WRITTEN PROBLEM
Gather up all lines that carry the word "linestyle".

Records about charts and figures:
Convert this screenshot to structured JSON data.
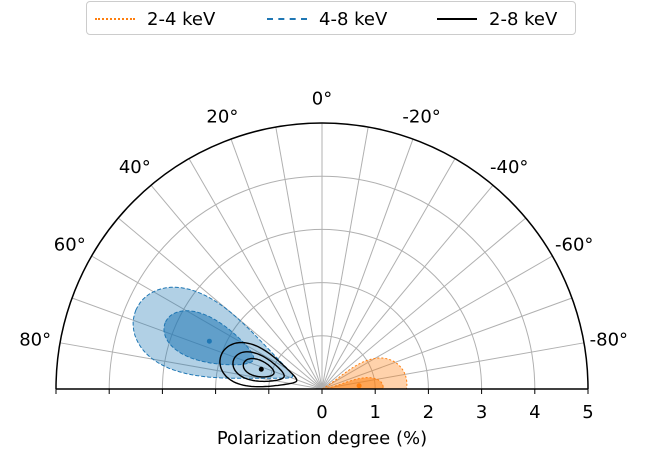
{
  "chart_data": {
    "type": "polar",
    "title": "",
    "xlabel": "Polarization degree (%)",
    "radial_range": [
      0,
      5
    ],
    "radial_ticks": [
      0,
      1,
      2,
      3,
      4,
      5
    ],
    "angle_range_deg": [
      -90,
      90
    ],
    "angle_ticks_deg": [
      0,
      20,
      40,
      60,
      80,
      -20,
      -40,
      -60,
      -80
    ],
    "angle_tick_labels": [
      "0°",
      "20°",
      "40°",
      "60°",
      "80°",
      "-20°",
      "-40°",
      "-60°",
      "-80°"
    ],
    "grid": true,
    "legend_placement": "top",
    "series": [
      {
        "name": "2-4 keV",
        "color": "#ff7f0e",
        "linestyle": "dotted",
        "best_fit": {
          "pd": 0.7,
          "angle_deg": -85
        },
        "contours": [
          {
            "level": "inner",
            "center_pd": 0.6,
            "center_angle_deg": -88,
            "semi_pd": 0.55,
            "semi_angle_deg": 14
          },
          {
            "level": "outer",
            "center_pd": 0.6,
            "center_angle_deg": -85,
            "semi_pd": 1.0,
            "semi_angle_deg": 30
          }
        ]
      },
      {
        "name": "4-8 keV",
        "color": "#1f77b4",
        "linestyle": "dashed",
        "best_fit": {
          "pd": 2.3,
          "angle_deg": 67
        },
        "contours": [
          {
            "level": "inner",
            "center_pd": 2.3,
            "center_angle_deg": 67,
            "semi_pd": 0.9,
            "semi_angle_deg": 10
          },
          {
            "level": "outer",
            "center_pd": 2.2,
            "center_angle_deg": 67,
            "semi_pd": 1.6,
            "semi_angle_deg": 17
          }
        ]
      },
      {
        "name": "2-8 keV",
        "color": "#000000",
        "linestyle": "solid",
        "best_fit": {
          "pd": 1.2,
          "angle_deg": 72
        },
        "contours": [
          {
            "level": "inner",
            "center_pd": 1.25,
            "center_angle_deg": 72,
            "semi_pd": 0.3,
            "semi_angle_deg": 7
          },
          {
            "level": "middle",
            "center_pd": 1.25,
            "center_angle_deg": 72,
            "semi_pd": 0.5,
            "semi_angle_deg": 11
          },
          {
            "level": "outer",
            "center_pd": 1.25,
            "center_angle_deg": 72,
            "semi_pd": 0.75,
            "semi_angle_deg": 16
          }
        ]
      }
    ]
  }
}
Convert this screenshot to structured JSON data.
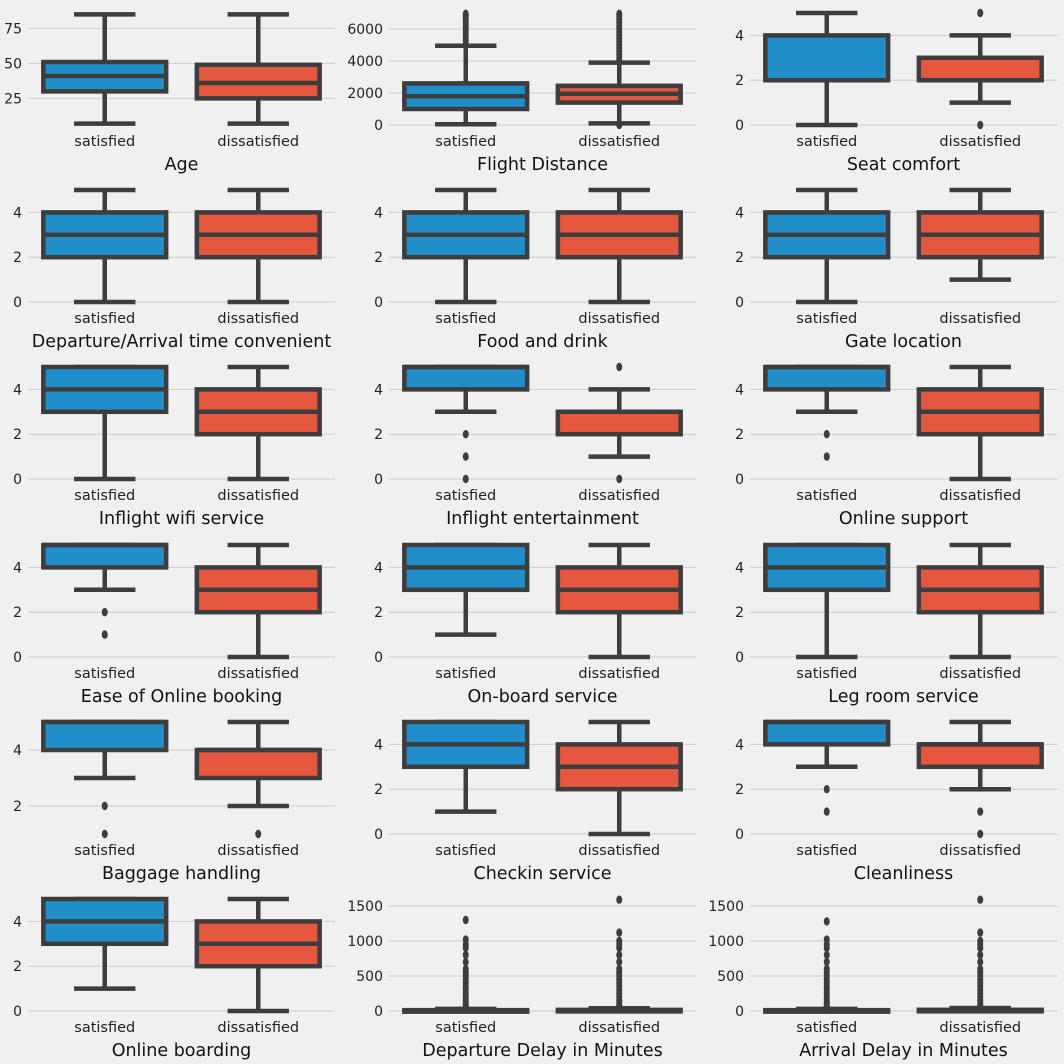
{
  "figure": {
    "background": "#f0f0f0",
    "grid_color": "#cbcbcb",
    "line_color": "#3d3d3d"
  },
  "palette": {
    "satisfied": "#1f8ec9",
    "dissatisfied": "#e5573f"
  },
  "chart_data": [
    {
      "type": "box",
      "xlabel": "Age",
      "categories": [
        "satisfied",
        "dissatisfied"
      ],
      "ylim": [
        6,
        86
      ],
      "yticks": [
        25,
        50,
        75
      ],
      "grid": true,
      "boxes": [
        {
          "name": "satisfied",
          "whisker_low": 7,
          "q1": 30,
          "median": 41,
          "q3": 51,
          "whisker_high": 85,
          "outliers": []
        },
        {
          "name": "dissatisfied",
          "whisker_low": 7,
          "q1": 25,
          "median": 36,
          "q3": 49,
          "whisker_high": 85,
          "outliers": []
        }
      ]
    },
    {
      "type": "box",
      "xlabel": "Flight Distance",
      "categories": [
        "satisfied",
        "dissatisfied"
      ],
      "ylim": [
        0,
        7000
      ],
      "yticks": [
        0,
        2000,
        4000,
        6000
      ],
      "grid": true,
      "boxes": [
        {
          "name": "satisfied",
          "whisker_low": 50,
          "q1": 1000,
          "median": 1800,
          "q3": 2600,
          "whisker_high": 4950,
          "outliers": [
            5100,
            5300,
            5500,
            5700,
            5900,
            6100,
            6300,
            6500,
            6700,
            6850,
            6950
          ]
        },
        {
          "name": "dissatisfied",
          "whisker_low": 100,
          "q1": 1400,
          "median": 1950,
          "q3": 2450,
          "whisker_high": 3900,
          "outliers": [
            0,
            4000,
            4200,
            4400,
            4600,
            4800,
            5000,
            5200,
            5400,
            5600,
            5800,
            6000,
            6200,
            6400,
            6600,
            6800,
            6950
          ]
        }
      ]
    },
    {
      "type": "box",
      "xlabel": "Seat comfort",
      "categories": [
        "satisfied",
        "dissatisfied"
      ],
      "ylim": [
        0,
        5
      ],
      "yticks": [
        0,
        2,
        4
      ],
      "grid": true,
      "boxes": [
        {
          "name": "satisfied",
          "whisker_low": 0,
          "q1": 2,
          "median": 2,
          "q3": 4,
          "whisker_high": 5,
          "outliers": []
        },
        {
          "name": "dissatisfied",
          "whisker_low": 1,
          "q1": 2,
          "median": 2,
          "q3": 3,
          "whisker_high": 4,
          "outliers": [
            0,
            5
          ]
        }
      ]
    },
    {
      "type": "box",
      "xlabel": "Departure/Arrival time convenient",
      "categories": [
        "satisfied",
        "dissatisfied"
      ],
      "ylim": [
        0,
        5
      ],
      "yticks": [
        0,
        2,
        4
      ],
      "grid": true,
      "boxes": [
        {
          "name": "satisfied",
          "whisker_low": 0,
          "q1": 2,
          "median": 3,
          "q3": 4,
          "whisker_high": 5,
          "outliers": []
        },
        {
          "name": "dissatisfied",
          "whisker_low": 0,
          "q1": 2,
          "median": 3,
          "q3": 4,
          "whisker_high": 5,
          "outliers": []
        }
      ]
    },
    {
      "type": "box",
      "xlabel": "Food and drink",
      "categories": [
        "satisfied",
        "dissatisfied"
      ],
      "ylim": [
        0,
        5
      ],
      "yticks": [
        0,
        2,
        4
      ],
      "grid": true,
      "boxes": [
        {
          "name": "satisfied",
          "whisker_low": 0,
          "q1": 2,
          "median": 3,
          "q3": 4,
          "whisker_high": 5,
          "outliers": []
        },
        {
          "name": "dissatisfied",
          "whisker_low": 0,
          "q1": 2,
          "median": 3,
          "q3": 4,
          "whisker_high": 5,
          "outliers": []
        }
      ]
    },
    {
      "type": "box",
      "xlabel": "Gate location",
      "categories": [
        "satisfied",
        "dissatisfied"
      ],
      "ylim": [
        0,
        5
      ],
      "yticks": [
        0,
        2,
        4
      ],
      "grid": true,
      "boxes": [
        {
          "name": "satisfied",
          "whisker_low": 0,
          "q1": 2,
          "median": 3,
          "q3": 4,
          "whisker_high": 5,
          "outliers": []
        },
        {
          "name": "dissatisfied",
          "whisker_low": 1,
          "q1": 2,
          "median": 3,
          "q3": 4,
          "whisker_high": 5,
          "outliers": []
        }
      ]
    },
    {
      "type": "box",
      "xlabel": "Inflight wifi service",
      "categories": [
        "satisfied",
        "dissatisfied"
      ],
      "ylim": [
        0,
        5
      ],
      "yticks": [
        0,
        2,
        4
      ],
      "grid": true,
      "boxes": [
        {
          "name": "satisfied",
          "whisker_low": 0,
          "q1": 3,
          "median": 4,
          "q3": 5,
          "whisker_high": 5,
          "outliers": []
        },
        {
          "name": "dissatisfied",
          "whisker_low": 0,
          "q1": 2,
          "median": 3,
          "q3": 4,
          "whisker_high": 5,
          "outliers": []
        }
      ]
    },
    {
      "type": "box",
      "xlabel": "Inflight entertainment",
      "categories": [
        "satisfied",
        "dissatisfied"
      ],
      "ylim": [
        0,
        5
      ],
      "yticks": [
        0,
        2,
        4
      ],
      "grid": true,
      "boxes": [
        {
          "name": "satisfied",
          "whisker_low": 3,
          "q1": 4,
          "median": 5,
          "q3": 5,
          "whisker_high": 5,
          "outliers": [
            0,
            1,
            2
          ]
        },
        {
          "name": "dissatisfied",
          "whisker_low": 1,
          "q1": 2,
          "median": 3,
          "q3": 3,
          "whisker_high": 4,
          "outliers": [
            0,
            5
          ]
        }
      ]
    },
    {
      "type": "box",
      "xlabel": "Online support",
      "categories": [
        "satisfied",
        "dissatisfied"
      ],
      "ylim": [
        0,
        5
      ],
      "yticks": [
        0,
        2,
        4
      ],
      "grid": true,
      "boxes": [
        {
          "name": "satisfied",
          "whisker_low": 3,
          "q1": 4,
          "median": 5,
          "q3": 5,
          "whisker_high": 5,
          "outliers": [
            1,
            2
          ]
        },
        {
          "name": "dissatisfied",
          "whisker_low": 0,
          "q1": 2,
          "median": 3,
          "q3": 4,
          "whisker_high": 5,
          "outliers": []
        }
      ]
    },
    {
      "type": "box",
      "xlabel": "Ease of Online booking",
      "categories": [
        "satisfied",
        "dissatisfied"
      ],
      "ylim": [
        0,
        5
      ],
      "yticks": [
        0,
        2,
        4
      ],
      "grid": true,
      "boxes": [
        {
          "name": "satisfied",
          "whisker_low": 3,
          "q1": 4,
          "median": 5,
          "q3": 5,
          "whisker_high": 5,
          "outliers": [
            1,
            2
          ]
        },
        {
          "name": "dissatisfied",
          "whisker_low": 0,
          "q1": 2,
          "median": 3,
          "q3": 4,
          "whisker_high": 5,
          "outliers": []
        }
      ]
    },
    {
      "type": "box",
      "xlabel": "On-board service",
      "categories": [
        "satisfied",
        "dissatisfied"
      ],
      "ylim": [
        0,
        5
      ],
      "yticks": [
        0,
        2,
        4
      ],
      "grid": true,
      "boxes": [
        {
          "name": "satisfied",
          "whisker_low": 1,
          "q1": 3,
          "median": 4,
          "q3": 5,
          "whisker_high": 5,
          "outliers": []
        },
        {
          "name": "dissatisfied",
          "whisker_low": 0,
          "q1": 2,
          "median": 3,
          "q3": 4,
          "whisker_high": 5,
          "outliers": []
        }
      ]
    },
    {
      "type": "box",
      "xlabel": "Leg room service",
      "categories": [
        "satisfied",
        "dissatisfied"
      ],
      "ylim": [
        0,
        5
      ],
      "yticks": [
        0,
        2,
        4
      ],
      "grid": true,
      "boxes": [
        {
          "name": "satisfied",
          "whisker_low": 0,
          "q1": 3,
          "median": 4,
          "q3": 5,
          "whisker_high": 5,
          "outliers": []
        },
        {
          "name": "dissatisfied",
          "whisker_low": 0,
          "q1": 2,
          "median": 3,
          "q3": 4,
          "whisker_high": 5,
          "outliers": []
        }
      ]
    },
    {
      "type": "box",
      "xlabel": "Baggage handling",
      "categories": [
        "satisfied",
        "dissatisfied"
      ],
      "ylim": [
        1,
        5
      ],
      "yticks": [
        2,
        4
      ],
      "grid": true,
      "boxes": [
        {
          "name": "satisfied",
          "whisker_low": 3,
          "q1": 4,
          "median": 5,
          "q3": 5,
          "whisker_high": 5,
          "outliers": [
            1,
            2
          ]
        },
        {
          "name": "dissatisfied",
          "whisker_low": 2,
          "q1": 3,
          "median": 4,
          "q3": 4,
          "whisker_high": 5,
          "outliers": [
            1
          ]
        }
      ]
    },
    {
      "type": "box",
      "xlabel": "Checkin service",
      "categories": [
        "satisfied",
        "dissatisfied"
      ],
      "ylim": [
        0,
        5
      ],
      "yticks": [
        0,
        2,
        4
      ],
      "grid": true,
      "boxes": [
        {
          "name": "satisfied",
          "whisker_low": 1,
          "q1": 3,
          "median": 4,
          "q3": 5,
          "whisker_high": 5,
          "outliers": []
        },
        {
          "name": "dissatisfied",
          "whisker_low": 0,
          "q1": 2,
          "median": 3,
          "q3": 4,
          "whisker_high": 5,
          "outliers": []
        }
      ]
    },
    {
      "type": "box",
      "xlabel": "Cleanliness",
      "categories": [
        "satisfied",
        "dissatisfied"
      ],
      "ylim": [
        0,
        5
      ],
      "yticks": [
        0,
        2,
        4
      ],
      "grid": true,
      "boxes": [
        {
          "name": "satisfied",
          "whisker_low": 3,
          "q1": 4,
          "median": 5,
          "q3": 5,
          "whisker_high": 5,
          "outliers": [
            1,
            2
          ]
        },
        {
          "name": "dissatisfied",
          "whisker_low": 2,
          "q1": 3,
          "median": 4,
          "q3": 4,
          "whisker_high": 5,
          "outliers": [
            0,
            1
          ]
        }
      ]
    },
    {
      "type": "box",
      "xlabel": "Online boarding",
      "categories": [
        "satisfied",
        "dissatisfied"
      ],
      "ylim": [
        0,
        5
      ],
      "yticks": [
        0,
        2,
        4
      ],
      "grid": true,
      "boxes": [
        {
          "name": "satisfied",
          "whisker_low": 1,
          "q1": 3,
          "median": 4,
          "q3": 5,
          "whisker_high": 5,
          "outliers": []
        },
        {
          "name": "dissatisfied",
          "whisker_low": 0,
          "q1": 2,
          "median": 3,
          "q3": 4,
          "whisker_high": 5,
          "outliers": []
        }
      ]
    },
    {
      "type": "box",
      "xlabel": "Departure Delay in Minutes",
      "categories": [
        "satisfied",
        "dissatisfied"
      ],
      "ylim": [
        0,
        1600
      ],
      "yticks": [
        0,
        500,
        1000,
        1500
      ],
      "grid": true,
      "boxes": [
        {
          "name": "satisfied",
          "whisker_low": 0,
          "q1": 0,
          "median": 0,
          "q3": 12,
          "whisker_high": 30,
          "outliers": [
            40,
            60,
            80,
            100,
            130,
            160,
            200,
            250,
            300,
            350,
            400,
            450,
            500,
            550,
            600,
            700,
            800,
            900,
            950,
            1020,
            1300
          ]
        },
        {
          "name": "dissatisfied",
          "whisker_low": 0,
          "q1": 0,
          "median": 0,
          "q3": 16,
          "whisker_high": 40,
          "outliers": [
            50,
            70,
            90,
            120,
            150,
            200,
            250,
            300,
            350,
            400,
            450,
            500,
            550,
            600,
            700,
            800,
            900,
            950,
            1000,
            1120,
            1590
          ]
        }
      ]
    },
    {
      "type": "box",
      "xlabel": "Arrival Delay in Minutes",
      "categories": [
        "satisfied",
        "dissatisfied"
      ],
      "ylim": [
        0,
        1600
      ],
      "yticks": [
        0,
        500,
        1000,
        1500
      ],
      "grid": true,
      "boxes": [
        {
          "name": "satisfied",
          "whisker_low": 0,
          "q1": 0,
          "median": 0,
          "q3": 12,
          "whisker_high": 30,
          "outliers": [
            40,
            60,
            80,
            100,
            130,
            160,
            200,
            250,
            300,
            350,
            400,
            450,
            500,
            550,
            600,
            700,
            800,
            900,
            950,
            1020,
            1280
          ]
        },
        {
          "name": "dissatisfied",
          "whisker_low": 0,
          "q1": 0,
          "median": 0,
          "q3": 17,
          "whisker_high": 42,
          "outliers": [
            50,
            70,
            90,
            120,
            150,
            200,
            250,
            300,
            350,
            400,
            450,
            500,
            550,
            600,
            700,
            800,
            900,
            950,
            1000,
            1120,
            1590
          ]
        }
      ]
    }
  ]
}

EXERCISE OUTPUT
        "linestyle": "dotted",
        "linestyle": "dashed",
        "linestyle": "solid",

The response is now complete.